PROMPT:
Please return the full listing below without altering anything.

[Items listed in a dataset]
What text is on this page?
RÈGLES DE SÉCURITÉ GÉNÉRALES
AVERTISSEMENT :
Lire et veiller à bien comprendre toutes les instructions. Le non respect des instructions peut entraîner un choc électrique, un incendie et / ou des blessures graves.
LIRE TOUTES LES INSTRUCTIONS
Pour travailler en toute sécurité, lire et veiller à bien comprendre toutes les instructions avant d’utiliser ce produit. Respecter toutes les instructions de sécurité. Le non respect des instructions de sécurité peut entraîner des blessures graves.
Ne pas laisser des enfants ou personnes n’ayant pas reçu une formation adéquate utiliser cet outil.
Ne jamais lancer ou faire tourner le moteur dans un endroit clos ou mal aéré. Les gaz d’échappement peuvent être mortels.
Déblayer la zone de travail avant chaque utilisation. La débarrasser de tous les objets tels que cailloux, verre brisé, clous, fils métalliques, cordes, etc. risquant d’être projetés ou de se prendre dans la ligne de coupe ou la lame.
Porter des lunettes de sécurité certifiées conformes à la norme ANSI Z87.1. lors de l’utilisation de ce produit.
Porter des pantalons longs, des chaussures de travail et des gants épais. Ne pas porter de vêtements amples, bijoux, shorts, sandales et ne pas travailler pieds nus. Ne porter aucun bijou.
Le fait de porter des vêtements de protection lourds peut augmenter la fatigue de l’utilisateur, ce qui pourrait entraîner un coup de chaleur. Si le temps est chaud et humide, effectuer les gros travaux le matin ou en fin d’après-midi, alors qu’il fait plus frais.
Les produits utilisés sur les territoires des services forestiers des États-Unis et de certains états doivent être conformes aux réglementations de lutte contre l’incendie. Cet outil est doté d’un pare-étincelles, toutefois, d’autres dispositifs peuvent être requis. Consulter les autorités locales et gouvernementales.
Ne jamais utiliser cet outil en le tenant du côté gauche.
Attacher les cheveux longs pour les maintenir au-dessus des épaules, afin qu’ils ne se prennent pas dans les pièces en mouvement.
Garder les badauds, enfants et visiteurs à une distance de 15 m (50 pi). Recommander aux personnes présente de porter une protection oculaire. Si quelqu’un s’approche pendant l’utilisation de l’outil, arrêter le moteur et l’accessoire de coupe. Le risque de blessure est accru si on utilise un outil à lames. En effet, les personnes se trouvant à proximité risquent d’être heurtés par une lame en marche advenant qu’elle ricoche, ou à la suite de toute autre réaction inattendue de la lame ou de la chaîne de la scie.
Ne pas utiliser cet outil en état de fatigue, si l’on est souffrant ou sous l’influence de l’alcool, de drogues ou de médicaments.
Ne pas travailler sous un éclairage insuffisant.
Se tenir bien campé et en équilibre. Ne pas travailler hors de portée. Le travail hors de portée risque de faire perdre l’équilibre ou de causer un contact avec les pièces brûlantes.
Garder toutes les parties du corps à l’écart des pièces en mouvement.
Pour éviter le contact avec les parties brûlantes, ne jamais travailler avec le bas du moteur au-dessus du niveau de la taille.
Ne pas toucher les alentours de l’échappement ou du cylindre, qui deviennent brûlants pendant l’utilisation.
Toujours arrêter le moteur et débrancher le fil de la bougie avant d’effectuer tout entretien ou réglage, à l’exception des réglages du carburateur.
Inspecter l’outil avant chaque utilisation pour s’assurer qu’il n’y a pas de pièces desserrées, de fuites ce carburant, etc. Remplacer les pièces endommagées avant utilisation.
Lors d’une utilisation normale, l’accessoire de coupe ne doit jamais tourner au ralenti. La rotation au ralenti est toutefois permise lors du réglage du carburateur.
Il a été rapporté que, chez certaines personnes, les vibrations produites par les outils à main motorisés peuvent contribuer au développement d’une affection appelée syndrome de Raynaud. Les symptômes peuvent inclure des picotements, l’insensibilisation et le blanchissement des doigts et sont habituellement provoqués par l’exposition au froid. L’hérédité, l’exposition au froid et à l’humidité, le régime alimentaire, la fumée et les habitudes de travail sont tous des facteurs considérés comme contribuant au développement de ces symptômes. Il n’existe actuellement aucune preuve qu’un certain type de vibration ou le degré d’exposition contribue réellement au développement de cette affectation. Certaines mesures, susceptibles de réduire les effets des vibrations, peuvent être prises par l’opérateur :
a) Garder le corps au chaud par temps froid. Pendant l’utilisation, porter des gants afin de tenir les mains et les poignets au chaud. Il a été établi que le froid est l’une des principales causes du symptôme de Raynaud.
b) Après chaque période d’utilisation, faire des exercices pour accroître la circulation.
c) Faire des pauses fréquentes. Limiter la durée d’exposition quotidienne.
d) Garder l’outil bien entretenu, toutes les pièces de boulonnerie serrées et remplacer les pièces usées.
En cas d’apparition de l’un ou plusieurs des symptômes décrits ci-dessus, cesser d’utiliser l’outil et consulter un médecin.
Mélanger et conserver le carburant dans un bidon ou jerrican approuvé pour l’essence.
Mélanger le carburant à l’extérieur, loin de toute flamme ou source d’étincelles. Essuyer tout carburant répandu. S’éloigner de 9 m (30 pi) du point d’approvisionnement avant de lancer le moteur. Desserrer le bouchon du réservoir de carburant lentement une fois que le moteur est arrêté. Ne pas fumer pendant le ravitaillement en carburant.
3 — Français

SOLVED PROBLEM:
What text is on this page?
RÈGLES DE SÉCURITÉ GÉNÉRALES
AVERTISSEMENT :
Lire et veiller à bien comprendre toutes les instructions. Le non respect des instructions peut entraîner un choc électrique, un incendie et / ou des blessures graves.
LIRE TOUTES LES INSTRUCTIONS
Pour travailler en toute sécurité, lire et veiller à bien comprendre toutes les instructions avant d’utiliser ce produit. Respecter toutes les instructions de sécurité. Le non respect des instructions de sécurité peut entraîner des blessures graves.
Ne pas laisser des enfants ou personnes n’ayant pas reçu une formation adéquate utiliser cet outil.
Ne jamais lancer ou faire tourner le moteur dans un endroit clos ou mal aéré. Les gaz d’échappement peuvent être mortels.
Déblayer la zone de travail avant chaque utilisation. La débarrasser de tous les objets tels que cailloux, verre brisé, clous, fils métalliques, cordes, etc. risquant d’être projetés ou de se prendre dans la ligne de coupe ou la lame.
Porter des lunettes de sécurité certifiées conformes à la norme ANSI Z87.1. lors de l’utilisation de ce produit.
Porter des pantalons longs, des chaussures de travail et des gants épais. Ne pas porter de vêtements amples, bijoux, shorts, sandales et ne pas travailler pieds nus. Ne porter aucun bijou.
Le fait de porter des vêtements de protection lourds peut augmenter la fatigue de l’utilisateur, ce qui pourrait entraîner un coup de chaleur. Si le temps est chaud et humide, effectuer les gros travaux le matin ou en fin d’après-midi, alors qu’il fait plus frais.
Les produits utilisés sur les territoires des services forestiers des États-Unis et de certains états doivent être conformes aux réglementations de lutte contre l’incendie. Cet outil est doté d’un pare-étincelles, toutefois, d’autres dispositifs peuvent être requis. Consulter les autorités locales et gouvernementales.
Ne jamais utiliser cet outil en le tenant du côté gauche.
Attacher les cheveux longs pour les maintenir au-dessus des épaules, afin qu’ils ne se prennent pas dans les pièces en mouvement.
Garder les badauds, enfants et visiteurs à une distance de 15 m (50 pi). Recommander aux personnes présente de porter une protection oculaire. Si quelqu’un s’approche pendant l’utilisation de l’outil, arrêter le moteur et l’accessoire de coupe. Le risque de blessure est accru si on utilise un outil à lames. En effet, les personnes se trouvant à proximité risquent d’être heurtés par une lame en marche advenant qu’elle ricoche, ou à la suite de toute autre réaction inattendue de la lame ou de la chaîne de la scie.
Ne pas utiliser cet outil en état de fatigue, si l’on est souffrant ou sous l’influence de l’alcool, de drogues ou de médicaments.
Ne pas travailler sous un éclairage insuffisant.
Se tenir bien campé et en équilibre. Ne pas travailler hors de portée. Le travail hors de portée risque de faire perdre l’équilibre ou de causer un contact avec les pièces brûlantes.
Garder toutes les parties du corps à l’écart des pièces en mouvement.
Pour éviter le contact avec les parties brûlantes, ne jamais travailler avec le bas du moteur au-dessus du niveau de la taille.
Ne pas toucher les alentours de l’échappement ou du cylindre, qui deviennent brûlants pendant l’utilisation.
Toujours arrêter le moteur et débrancher le fil de la bougie avant d’effectuer tout entretien ou réglage, à l’exception des réglages du carburateur.
Inspecter l’outil avant chaque utilisation pour s’assurer qu’il n’y a pas de pièces desserrées, de fuites ce carburant, etc. Remplacer les pièces endommagées avant utilisation.
Lors d’une utilisation normale, l’accessoire de coupe ne doit jamais tourner au ralenti. La rotation au ralenti est toutefois permise lors du réglage du carburateur.
Il a été rapporté que, chez certaines personnes, les vibrations produites par les outils à main motorisés peuvent contribuer au développement d’une affection appelée syndrome de Raynaud. Les symptômes peuvent inclure des picotements, l’insensibilisation et le blanchissement des doigts et sont habituellement provoqués par l’exposition au froid. L’hérédité, l’exposition au froid et à l’humidité, le régime alimentaire, la fumée et les habitudes de travail sont tous des facteurs considérés comme contribuant au développement de ces symptômes. Il n’existe actuellement aucune preuve qu’un certain type de vibration ou le degré d’exposition contribue réellement au développement de cette affectation. Certaines mesures, susceptibles de réduire les effets des vibrations, peuvent être prises par l’opérateur :
a) Garder le corps au chaud par temps froid. Pendant l’utilisation, porter des gants afin de tenir les mains et les poignets au chaud. Il a été établi que le froid est l’une des principales causes du symptôme de Raynaud.
b) Après chaque période d’utilisation, faire des exercices pour accroître la circulation.
c) Faire des pauses fréquentes. Limiter la durée d’exposition quotidienne.
d) Garder l’outil bien entretenu, toutes les pièces de boulonnerie serrées et remplacer les pièces usées.
En cas d’apparition de l’un ou plusieurs des symptômes décrits ci-dessus, cesser d’utiliser l’outil et consulter un médecin.
Mélanger et conserver le carburant dans un bidon ou jerrican approuvé pour l’essence.
Mélanger le carburant à l’extérieur, loin de toute flamme ou source d’étincelles. Essuyer tout carburant répandu. S’éloigner de 9 m (30 pi) du point d’approvisionnement avant de lancer le moteur. Desserrer le bouchon du réservoir de carburant lentement une fois que le moteur est arrêté. Ne pas fumer pendant le ravitaillement en carburant.
3 — Français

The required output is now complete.